▶ **What to do**:
Please reproduce the data starting with the line that contains "bar-2024-7 (383, 100, 401, 376)" and going on through the line that contains "y-tick-label: 25,000 (22, 36, 57, 47)", both of those lines included.
## Begin
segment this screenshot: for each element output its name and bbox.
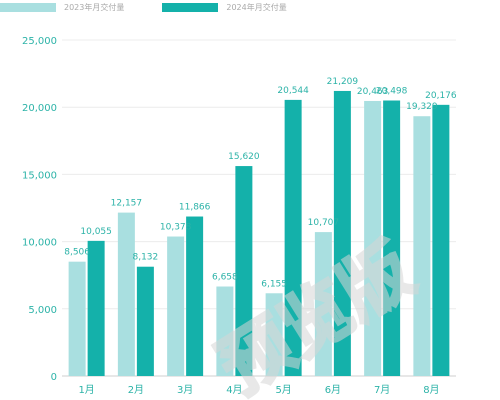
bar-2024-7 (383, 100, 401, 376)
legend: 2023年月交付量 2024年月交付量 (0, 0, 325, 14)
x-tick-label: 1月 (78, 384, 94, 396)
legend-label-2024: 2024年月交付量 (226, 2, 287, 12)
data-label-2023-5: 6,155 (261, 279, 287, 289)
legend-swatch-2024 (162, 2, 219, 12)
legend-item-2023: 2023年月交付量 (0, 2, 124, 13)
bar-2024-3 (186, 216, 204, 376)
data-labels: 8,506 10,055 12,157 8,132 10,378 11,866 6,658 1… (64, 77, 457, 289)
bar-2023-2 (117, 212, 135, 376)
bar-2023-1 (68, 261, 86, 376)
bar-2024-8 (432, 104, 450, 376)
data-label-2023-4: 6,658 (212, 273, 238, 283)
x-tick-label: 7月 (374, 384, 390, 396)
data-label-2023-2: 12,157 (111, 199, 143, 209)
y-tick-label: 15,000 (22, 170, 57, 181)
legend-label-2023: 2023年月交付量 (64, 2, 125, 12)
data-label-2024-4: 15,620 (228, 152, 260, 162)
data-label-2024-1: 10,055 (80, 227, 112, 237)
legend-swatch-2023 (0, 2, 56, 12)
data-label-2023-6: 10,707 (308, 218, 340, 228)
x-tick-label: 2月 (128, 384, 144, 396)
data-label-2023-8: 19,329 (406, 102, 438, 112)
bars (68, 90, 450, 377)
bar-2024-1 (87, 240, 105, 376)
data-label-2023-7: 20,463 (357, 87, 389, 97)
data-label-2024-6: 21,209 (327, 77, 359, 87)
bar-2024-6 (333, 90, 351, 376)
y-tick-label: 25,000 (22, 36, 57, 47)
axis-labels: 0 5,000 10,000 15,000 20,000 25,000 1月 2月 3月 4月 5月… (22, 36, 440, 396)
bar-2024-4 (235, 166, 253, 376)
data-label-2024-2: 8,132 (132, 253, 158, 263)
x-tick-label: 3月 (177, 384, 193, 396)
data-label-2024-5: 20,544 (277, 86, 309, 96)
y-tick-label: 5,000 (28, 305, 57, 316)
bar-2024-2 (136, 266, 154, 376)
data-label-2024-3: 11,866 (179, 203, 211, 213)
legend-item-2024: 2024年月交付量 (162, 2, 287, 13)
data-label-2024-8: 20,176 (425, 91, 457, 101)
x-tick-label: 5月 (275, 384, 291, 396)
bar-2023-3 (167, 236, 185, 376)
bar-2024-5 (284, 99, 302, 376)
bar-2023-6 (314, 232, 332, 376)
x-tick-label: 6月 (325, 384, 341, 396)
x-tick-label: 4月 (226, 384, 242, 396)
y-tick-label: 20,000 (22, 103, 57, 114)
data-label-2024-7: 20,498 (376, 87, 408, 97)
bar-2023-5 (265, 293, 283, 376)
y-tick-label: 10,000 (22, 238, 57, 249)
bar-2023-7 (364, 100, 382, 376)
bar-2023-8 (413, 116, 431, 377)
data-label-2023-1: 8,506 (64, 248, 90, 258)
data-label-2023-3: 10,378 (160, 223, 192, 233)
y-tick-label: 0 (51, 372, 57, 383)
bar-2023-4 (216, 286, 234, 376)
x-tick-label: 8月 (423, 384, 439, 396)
## End
▶ **Written response**:
bar-2024-7 (383, 100, 401, 376)
legend: 2023年月交付量 2024年月交付量 (0, 0, 325, 14)
x-tick-label: 1月 (78, 384, 94, 396)
legend-label-2024: 2024年月交付量 (226, 2, 287, 12)
data-label-2023-5: 6,155 (261, 279, 287, 289)
legend-swatch-2024 (162, 2, 219, 12)
legend-item-2023: 2023年月交付量 (0, 2, 124, 13)
bar-2024-3 (186, 216, 204, 376)
data-labels: 8,506 10,055 12,157 8,132 10,378 11,866 6,658 1… (64, 77, 457, 289)
bar-2023-2 (117, 212, 135, 376)
bar-2023-1 (68, 261, 86, 376)
bar-2024-8 (432, 104, 450, 376)
data-label-2023-4: 6,658 (212, 273, 238, 283)
x-tick-label: 7月 (374, 384, 390, 396)
data-label-2023-2: 12,157 (111, 199, 143, 209)
y-tick-label: 15,000 (22, 170, 57, 181)
legend-label-2023: 2023年月交付量 (64, 2, 125, 12)
data-label-2024-4: 15,620 (228, 152, 260, 162)
data-label-2024-1: 10,055 (80, 227, 112, 237)
legend-swatch-2023 (0, 2, 56, 12)
data-label-2023-6: 10,707 (308, 218, 340, 228)
x-tick-label: 2月 (128, 384, 144, 396)
data-label-2023-8: 19,329 (406, 102, 438, 112)
bars (68, 90, 450, 377)
bar-2024-1 (87, 240, 105, 376)
data-label-2023-7: 20,463 (357, 87, 389, 97)
data-label-2024-6: 21,209 (327, 77, 359, 87)
bar-2024-6 (333, 90, 351, 376)
y-tick-label: 25,000 (22, 36, 57, 47)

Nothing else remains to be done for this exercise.